#### [ACTIONS TO TAKE]
• a. In the passage on Nova Scotia forestry, how wide should the buffer zones along watercourses be?
• b. Extend the passage on Nova Scotia forestry by writing what comes after its final sentence.

#### [EXCERPT PROVIDED]
..........

The complete absence of wildlife considerations from the SGEM indicates that they are still in the service of the forestry industry rather than being in the service of our ecosystems.
Specifically, the SGEM makes no provision for modern scientific understanding of the importance of significant buffer zones along watercourses. These should be 100m. Implementing this provision alone would hugely improve connectivity for wildlife.
Furthermore, there is no mention of a singing season in the woods, meaning a complete cessation of logging and roadbuilding activities between May 15th and the end of July in order not to destroy the nests of migrating birds. Only in this way will forestry practices come into compliance with the Migratory Bird Convention Act.
Although the Lahey report does not focus on the vital role forests play in sequestering carbon, the practice of ecological forestry is compatible with the direction we all must take in addressing the twin crises of climate change and biodiversity loss. A healthy Nova Scotia forest will conservatively sequester 500 kg/ha of carbon in trees alone. Carbon-healthy soil will store as much again, if not more. Mixed age, mixed species natural forests sequester more carbon and represent more varied and therefore more resilient ecosystems than tree plantations. Forestry practices such as clearcutting, on the other hand, destroy biodiversity and release carbon from the soil in addition to removing all the trees that were previously storing carbon.
Trapdoors
There are ‘trapdoors’ concealed within the SGEM that would lead to far more intensive harvesting in the Ecological Matrix than is recommended in the Lahey report. In order to avoid these, a baseline rule should be a maximum removal of 30% by basal area in any one harvest in the Ecological Matrix. The frequency of such removals should be tied to the rate of regeneration which is approximately 1% a year in our forests. So 30 years would pass before another 30% harvest was permitted. Any exceptions to these limits would be rare special cases subject to additional review.
It is better to define maximum extraction rates rather than talking of minimum retention rates. It is also important to move away from a focus on volume to an emphasis on value. A reduction in volume of wood from our forests is essential. There is no room for converting any further forests in the Ecological Matrix to industrial plantations. These ecological deserts fulfill none of the multiple functions of a forest other than the pulp industry’s desire for a high volume of softwood. This model, to the extent that it is viable at all in a carbon-constrained, climate change impacted world, is accommodated in the High Production Forestry leg of the triad. There is no room for it in the Ecological Matrix. The SGEMs should be crystal clear on this subject. This does not, of course, mean there is no room for forestry in the EM. A viable forestry industry will depend on growing better, healthier forests which offer higher value/lower volume timber.

..........

Labeled box records:
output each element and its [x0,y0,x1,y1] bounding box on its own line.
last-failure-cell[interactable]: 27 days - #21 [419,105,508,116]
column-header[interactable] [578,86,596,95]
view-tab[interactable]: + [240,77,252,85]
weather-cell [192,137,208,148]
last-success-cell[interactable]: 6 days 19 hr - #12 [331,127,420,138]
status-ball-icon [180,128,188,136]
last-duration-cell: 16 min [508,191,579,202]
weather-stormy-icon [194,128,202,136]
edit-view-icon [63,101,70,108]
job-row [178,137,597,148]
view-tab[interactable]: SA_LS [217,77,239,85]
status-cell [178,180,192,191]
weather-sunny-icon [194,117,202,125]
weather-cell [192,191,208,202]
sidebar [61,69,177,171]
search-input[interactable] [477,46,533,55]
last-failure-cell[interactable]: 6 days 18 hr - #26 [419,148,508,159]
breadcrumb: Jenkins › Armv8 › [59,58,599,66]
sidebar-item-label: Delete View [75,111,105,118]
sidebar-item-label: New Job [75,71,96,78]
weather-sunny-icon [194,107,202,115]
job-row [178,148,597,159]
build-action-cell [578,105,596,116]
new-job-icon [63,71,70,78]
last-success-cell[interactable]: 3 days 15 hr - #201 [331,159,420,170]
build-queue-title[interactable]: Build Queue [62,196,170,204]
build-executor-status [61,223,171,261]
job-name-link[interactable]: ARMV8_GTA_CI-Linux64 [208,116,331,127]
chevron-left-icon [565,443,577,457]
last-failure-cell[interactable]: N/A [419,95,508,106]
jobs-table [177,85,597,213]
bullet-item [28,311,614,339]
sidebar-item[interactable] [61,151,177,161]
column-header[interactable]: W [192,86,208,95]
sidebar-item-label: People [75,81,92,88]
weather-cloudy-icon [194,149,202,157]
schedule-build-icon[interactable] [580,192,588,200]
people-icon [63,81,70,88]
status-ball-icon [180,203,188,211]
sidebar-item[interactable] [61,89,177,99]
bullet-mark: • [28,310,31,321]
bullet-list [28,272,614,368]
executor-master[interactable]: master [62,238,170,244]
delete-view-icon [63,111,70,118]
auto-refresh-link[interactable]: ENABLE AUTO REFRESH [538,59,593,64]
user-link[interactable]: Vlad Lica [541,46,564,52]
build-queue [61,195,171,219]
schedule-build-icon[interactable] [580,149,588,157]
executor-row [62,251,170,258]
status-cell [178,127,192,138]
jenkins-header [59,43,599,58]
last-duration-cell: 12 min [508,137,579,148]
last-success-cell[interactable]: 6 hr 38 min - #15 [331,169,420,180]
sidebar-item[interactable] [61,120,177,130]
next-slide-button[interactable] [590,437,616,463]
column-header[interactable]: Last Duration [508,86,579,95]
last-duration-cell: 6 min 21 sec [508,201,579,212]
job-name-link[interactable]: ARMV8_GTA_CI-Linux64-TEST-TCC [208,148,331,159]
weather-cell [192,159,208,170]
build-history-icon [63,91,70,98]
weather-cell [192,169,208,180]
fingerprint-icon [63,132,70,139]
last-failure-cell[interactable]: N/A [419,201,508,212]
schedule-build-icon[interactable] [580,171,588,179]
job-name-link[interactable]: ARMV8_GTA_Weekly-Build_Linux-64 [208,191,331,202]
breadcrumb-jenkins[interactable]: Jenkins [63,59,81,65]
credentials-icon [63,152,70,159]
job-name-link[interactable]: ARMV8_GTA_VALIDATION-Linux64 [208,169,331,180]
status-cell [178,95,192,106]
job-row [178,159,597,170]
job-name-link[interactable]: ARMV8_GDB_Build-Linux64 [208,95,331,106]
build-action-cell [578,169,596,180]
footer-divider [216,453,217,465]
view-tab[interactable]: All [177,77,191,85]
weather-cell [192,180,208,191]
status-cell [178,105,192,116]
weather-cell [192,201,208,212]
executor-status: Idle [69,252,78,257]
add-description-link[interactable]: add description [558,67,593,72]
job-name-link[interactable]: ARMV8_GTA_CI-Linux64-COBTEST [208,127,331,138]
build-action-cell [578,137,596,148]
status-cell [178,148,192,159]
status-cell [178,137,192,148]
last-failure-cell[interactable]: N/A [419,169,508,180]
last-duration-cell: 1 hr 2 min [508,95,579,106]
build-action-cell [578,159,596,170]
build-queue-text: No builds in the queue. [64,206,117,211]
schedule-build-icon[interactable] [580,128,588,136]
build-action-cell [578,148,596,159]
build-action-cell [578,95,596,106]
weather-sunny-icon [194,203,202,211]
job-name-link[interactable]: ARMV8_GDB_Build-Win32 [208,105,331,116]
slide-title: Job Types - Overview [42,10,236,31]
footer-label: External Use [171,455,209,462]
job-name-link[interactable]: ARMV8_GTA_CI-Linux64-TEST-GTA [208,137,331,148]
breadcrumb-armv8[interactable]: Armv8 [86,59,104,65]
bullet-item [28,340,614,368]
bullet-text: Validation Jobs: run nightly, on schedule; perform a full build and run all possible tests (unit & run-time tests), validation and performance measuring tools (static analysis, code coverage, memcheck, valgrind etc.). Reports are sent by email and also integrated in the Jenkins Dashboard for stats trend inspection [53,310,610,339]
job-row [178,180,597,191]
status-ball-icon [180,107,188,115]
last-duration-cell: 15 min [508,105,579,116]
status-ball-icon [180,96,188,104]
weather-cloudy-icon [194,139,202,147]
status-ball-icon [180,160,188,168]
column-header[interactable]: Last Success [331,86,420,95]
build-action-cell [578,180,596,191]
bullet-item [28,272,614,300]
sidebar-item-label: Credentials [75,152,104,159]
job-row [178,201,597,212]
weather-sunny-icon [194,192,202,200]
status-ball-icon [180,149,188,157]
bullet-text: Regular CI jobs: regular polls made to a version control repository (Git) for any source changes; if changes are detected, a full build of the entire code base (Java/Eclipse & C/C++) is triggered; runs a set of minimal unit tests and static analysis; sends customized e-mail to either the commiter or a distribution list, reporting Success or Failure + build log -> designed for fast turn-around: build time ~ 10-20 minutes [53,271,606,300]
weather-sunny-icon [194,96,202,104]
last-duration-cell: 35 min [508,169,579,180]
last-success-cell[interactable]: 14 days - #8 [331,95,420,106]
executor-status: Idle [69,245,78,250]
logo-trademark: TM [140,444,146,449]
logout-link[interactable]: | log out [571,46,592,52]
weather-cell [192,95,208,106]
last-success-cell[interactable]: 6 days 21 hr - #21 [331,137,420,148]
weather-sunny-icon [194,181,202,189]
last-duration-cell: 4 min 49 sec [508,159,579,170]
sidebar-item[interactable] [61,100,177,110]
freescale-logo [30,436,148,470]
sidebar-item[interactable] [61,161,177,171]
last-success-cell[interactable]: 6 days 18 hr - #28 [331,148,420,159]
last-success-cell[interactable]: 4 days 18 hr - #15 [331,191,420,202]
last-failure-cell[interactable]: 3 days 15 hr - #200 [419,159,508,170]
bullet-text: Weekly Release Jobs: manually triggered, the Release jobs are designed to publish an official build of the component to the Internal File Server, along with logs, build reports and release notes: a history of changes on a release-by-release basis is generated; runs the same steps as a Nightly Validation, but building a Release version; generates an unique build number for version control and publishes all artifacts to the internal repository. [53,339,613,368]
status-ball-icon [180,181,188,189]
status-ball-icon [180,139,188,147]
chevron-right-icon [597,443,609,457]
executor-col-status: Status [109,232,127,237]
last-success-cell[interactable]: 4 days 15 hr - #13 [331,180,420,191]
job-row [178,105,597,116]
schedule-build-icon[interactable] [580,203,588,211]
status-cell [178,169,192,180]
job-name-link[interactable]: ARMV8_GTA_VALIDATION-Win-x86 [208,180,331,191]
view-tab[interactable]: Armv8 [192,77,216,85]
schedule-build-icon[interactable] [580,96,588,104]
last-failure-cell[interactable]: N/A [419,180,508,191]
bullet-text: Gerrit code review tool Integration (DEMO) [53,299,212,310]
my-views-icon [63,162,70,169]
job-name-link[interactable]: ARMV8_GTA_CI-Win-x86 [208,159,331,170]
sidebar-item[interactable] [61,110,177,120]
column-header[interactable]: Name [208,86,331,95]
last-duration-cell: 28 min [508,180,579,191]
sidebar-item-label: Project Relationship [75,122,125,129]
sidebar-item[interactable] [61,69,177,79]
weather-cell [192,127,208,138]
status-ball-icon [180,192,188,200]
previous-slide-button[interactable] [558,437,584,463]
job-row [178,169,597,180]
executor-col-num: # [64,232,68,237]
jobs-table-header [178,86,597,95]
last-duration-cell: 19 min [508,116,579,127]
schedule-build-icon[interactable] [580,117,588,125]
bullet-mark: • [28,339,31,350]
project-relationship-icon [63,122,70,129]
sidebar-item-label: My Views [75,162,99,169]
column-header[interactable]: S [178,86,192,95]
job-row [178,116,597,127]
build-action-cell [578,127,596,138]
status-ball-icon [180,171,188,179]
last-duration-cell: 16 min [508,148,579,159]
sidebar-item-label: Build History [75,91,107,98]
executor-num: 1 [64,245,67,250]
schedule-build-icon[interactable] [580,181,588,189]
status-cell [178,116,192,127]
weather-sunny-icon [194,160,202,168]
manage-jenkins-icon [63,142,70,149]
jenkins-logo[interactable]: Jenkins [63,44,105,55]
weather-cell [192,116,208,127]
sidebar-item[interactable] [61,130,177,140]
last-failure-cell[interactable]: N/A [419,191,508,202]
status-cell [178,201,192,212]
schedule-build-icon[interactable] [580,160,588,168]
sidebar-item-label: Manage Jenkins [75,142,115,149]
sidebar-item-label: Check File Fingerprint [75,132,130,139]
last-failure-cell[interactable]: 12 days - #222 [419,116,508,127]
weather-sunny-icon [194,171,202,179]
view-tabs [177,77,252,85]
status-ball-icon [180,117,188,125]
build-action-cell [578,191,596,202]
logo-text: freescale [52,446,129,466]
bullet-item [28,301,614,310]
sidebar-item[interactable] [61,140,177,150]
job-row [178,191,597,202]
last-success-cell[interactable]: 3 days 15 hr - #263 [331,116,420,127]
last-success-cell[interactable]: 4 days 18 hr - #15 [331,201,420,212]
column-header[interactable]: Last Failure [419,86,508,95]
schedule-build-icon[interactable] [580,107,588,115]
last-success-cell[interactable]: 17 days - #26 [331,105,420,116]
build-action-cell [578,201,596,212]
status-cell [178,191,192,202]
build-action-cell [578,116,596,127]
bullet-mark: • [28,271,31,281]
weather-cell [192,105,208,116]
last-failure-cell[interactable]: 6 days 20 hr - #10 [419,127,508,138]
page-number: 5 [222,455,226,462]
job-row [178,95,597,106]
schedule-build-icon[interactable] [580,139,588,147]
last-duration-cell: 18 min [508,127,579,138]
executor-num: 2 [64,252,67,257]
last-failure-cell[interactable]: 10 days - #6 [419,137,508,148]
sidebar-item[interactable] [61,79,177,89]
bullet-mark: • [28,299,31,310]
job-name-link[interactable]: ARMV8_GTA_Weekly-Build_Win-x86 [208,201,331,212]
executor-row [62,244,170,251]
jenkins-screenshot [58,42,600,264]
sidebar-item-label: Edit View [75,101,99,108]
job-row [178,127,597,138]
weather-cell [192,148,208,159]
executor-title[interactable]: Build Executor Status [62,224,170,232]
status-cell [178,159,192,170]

..........

#### [THE RESPONSES]
• a. 100m.

• b.
It is dismaying to find that, lurking in this draft of the Restoration Keys, are provisions that would lead to high levels of forest removal followed by tree planting. This is not what the Ecological Matrix leg of the triad is about. Maintaining forest cover and supporting not only a variety of native species of trees but also all the other layers of the forest from understory shrubs to lichens to fungi is at the heart of protecting and enhancing ecosystem health. Subterfuges intended to undermine real ecological forestry raise serious questions about the probity of the Department of Lands and Forestry.
How to proceed?
It is not going to be easy to find ways to allow both ‘protection and production objectives’ in the ecological matrix while maintaining the core commitment of the Lahey report, accepted by the Government: protecting and enhancing ecosystems should be the objective (the outcome) of how we balance environmental, social, and economic objectives and values in practising forestry in Nova Scotia. (Lahey, p. iii) The effort will require good faith. This seems to be consistently lacking in the way the Department of Lands and Forestry deals with forestry and the clearly expressed priorities of Nova Scotians. As a result, the SGEM must be subject to a final independent review by forestry experts such as Dr Laura Kenefic or D. Robert Seymour.
Thirty months after the release of the Lahey report, clearcutting continues apace in forests that should form the basis for the Ecological Matrix. The public learned recently that WestFor believes it has 5 years’ worth of harvest prescriptions in its pocket. This is absurd. The climate and biodiversity crisis have lent new urgency to forestry reform in our province. According to the Intergovernmental Panel on Climate Change we have 9 years to get our act together. The Intergovernmental Science-Policy Platform on Biodiversity and Ecosystem Services is just as urgent in its recommendations.
Although the draft SGEM has serious flaws which must be addressed, it is better than the current interim guidelines. As a result, the SGEM should immediately replace the existing guidelines on an interim basis while the independent review of the SGEM is completed.
In this interim period there should be an immediate moratorium on all existing clearcut-equivalent harvest approvals including Variable Retention 10-30%; Uniform Shelterwood; Overstory Removal and Salvage cuts.
Once the new and revised SGEMs have been through the proposed review and are in place, all the as yet uncut harvest prescriptions created since the Provincial Government accepted the Lahey report’s recommendations in December 2018 should be run through the new SGEM. Since the Pre-Treatment Assessment (PTA) data has already been gathered, rerunning it through the new program, when it is ready, will generate new and more ecologically appropriate harvest prescriptions.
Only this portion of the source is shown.